**What is required**
Wherever the string "SelectServer" occurs in a line of these records, report that line.

[Data entries]
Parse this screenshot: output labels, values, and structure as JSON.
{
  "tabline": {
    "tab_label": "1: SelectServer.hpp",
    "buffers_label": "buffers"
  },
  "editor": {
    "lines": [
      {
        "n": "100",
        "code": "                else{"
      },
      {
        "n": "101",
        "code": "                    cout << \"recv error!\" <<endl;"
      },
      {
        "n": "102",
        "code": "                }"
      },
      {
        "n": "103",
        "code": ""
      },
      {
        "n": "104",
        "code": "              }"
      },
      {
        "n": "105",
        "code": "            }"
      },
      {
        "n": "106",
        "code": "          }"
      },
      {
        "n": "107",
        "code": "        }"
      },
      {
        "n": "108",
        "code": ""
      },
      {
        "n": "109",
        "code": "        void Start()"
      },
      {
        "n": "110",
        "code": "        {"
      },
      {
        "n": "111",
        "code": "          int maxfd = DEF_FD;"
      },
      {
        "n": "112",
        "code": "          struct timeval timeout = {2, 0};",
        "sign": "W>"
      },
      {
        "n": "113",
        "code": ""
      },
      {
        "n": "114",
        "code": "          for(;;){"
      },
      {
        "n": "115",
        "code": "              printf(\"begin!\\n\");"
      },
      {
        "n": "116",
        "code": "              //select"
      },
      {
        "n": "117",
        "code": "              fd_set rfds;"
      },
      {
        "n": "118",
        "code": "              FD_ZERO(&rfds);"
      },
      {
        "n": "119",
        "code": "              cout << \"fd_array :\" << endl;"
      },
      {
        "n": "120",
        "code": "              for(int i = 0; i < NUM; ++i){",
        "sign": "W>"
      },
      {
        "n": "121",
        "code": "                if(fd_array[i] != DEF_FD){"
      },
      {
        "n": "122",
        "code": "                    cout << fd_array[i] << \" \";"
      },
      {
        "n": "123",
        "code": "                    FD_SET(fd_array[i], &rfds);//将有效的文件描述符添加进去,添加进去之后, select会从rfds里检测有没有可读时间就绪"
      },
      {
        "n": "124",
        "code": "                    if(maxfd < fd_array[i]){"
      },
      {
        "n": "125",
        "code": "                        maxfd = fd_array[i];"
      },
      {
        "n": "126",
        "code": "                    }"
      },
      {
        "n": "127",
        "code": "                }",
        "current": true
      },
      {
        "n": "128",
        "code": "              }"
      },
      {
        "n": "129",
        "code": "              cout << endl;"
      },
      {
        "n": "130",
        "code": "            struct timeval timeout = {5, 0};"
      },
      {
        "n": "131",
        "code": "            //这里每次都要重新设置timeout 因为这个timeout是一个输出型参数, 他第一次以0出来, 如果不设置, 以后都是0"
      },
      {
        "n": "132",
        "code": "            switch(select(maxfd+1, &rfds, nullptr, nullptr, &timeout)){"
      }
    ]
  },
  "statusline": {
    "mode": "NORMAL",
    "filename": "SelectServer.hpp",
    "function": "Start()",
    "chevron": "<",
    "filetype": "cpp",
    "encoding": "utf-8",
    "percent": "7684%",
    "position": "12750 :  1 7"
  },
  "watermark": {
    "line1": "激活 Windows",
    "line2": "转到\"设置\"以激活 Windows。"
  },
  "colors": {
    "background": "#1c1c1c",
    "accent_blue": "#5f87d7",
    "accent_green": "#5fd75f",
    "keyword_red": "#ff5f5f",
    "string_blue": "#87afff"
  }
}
* * *
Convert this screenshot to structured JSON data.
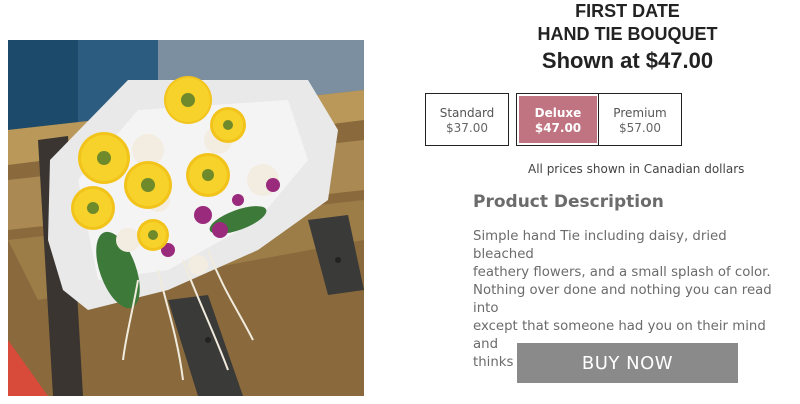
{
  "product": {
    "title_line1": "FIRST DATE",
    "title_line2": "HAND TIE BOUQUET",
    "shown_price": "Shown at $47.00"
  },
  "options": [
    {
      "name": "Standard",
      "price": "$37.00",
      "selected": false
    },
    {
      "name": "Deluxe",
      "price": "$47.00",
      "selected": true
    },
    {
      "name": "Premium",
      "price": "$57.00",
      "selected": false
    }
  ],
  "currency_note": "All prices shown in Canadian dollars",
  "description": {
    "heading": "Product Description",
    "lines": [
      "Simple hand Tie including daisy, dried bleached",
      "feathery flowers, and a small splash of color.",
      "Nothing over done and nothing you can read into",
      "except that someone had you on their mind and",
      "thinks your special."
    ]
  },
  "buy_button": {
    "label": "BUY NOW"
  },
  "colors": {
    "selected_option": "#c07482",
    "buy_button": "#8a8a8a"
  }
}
...
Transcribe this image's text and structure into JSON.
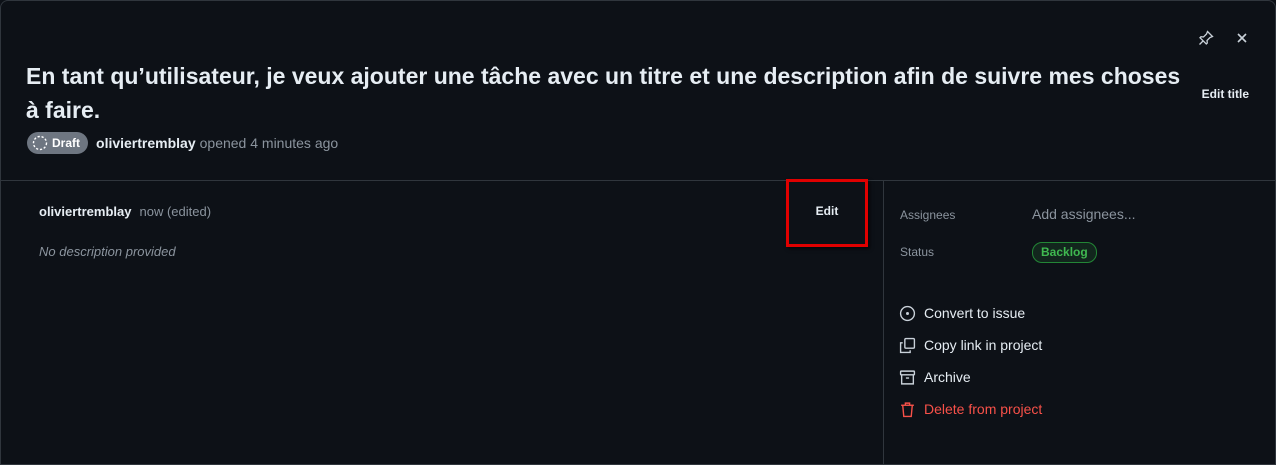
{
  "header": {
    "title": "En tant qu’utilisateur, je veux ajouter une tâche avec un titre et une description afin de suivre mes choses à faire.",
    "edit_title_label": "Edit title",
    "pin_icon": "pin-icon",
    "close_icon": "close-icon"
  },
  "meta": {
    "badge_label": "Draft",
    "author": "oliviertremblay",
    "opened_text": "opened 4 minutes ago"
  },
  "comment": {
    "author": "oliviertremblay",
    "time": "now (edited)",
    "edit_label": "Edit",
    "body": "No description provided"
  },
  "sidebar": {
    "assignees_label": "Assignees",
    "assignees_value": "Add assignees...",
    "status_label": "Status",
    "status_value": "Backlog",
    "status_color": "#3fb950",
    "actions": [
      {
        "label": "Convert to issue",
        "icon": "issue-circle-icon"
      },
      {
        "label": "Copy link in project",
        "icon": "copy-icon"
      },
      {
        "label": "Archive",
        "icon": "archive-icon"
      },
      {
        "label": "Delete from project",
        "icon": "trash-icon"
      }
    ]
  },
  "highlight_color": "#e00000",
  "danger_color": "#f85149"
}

**Written reply**
    "tab_label": "1: SelectServer.hpp",
    "filename": "SelectServer.hpp",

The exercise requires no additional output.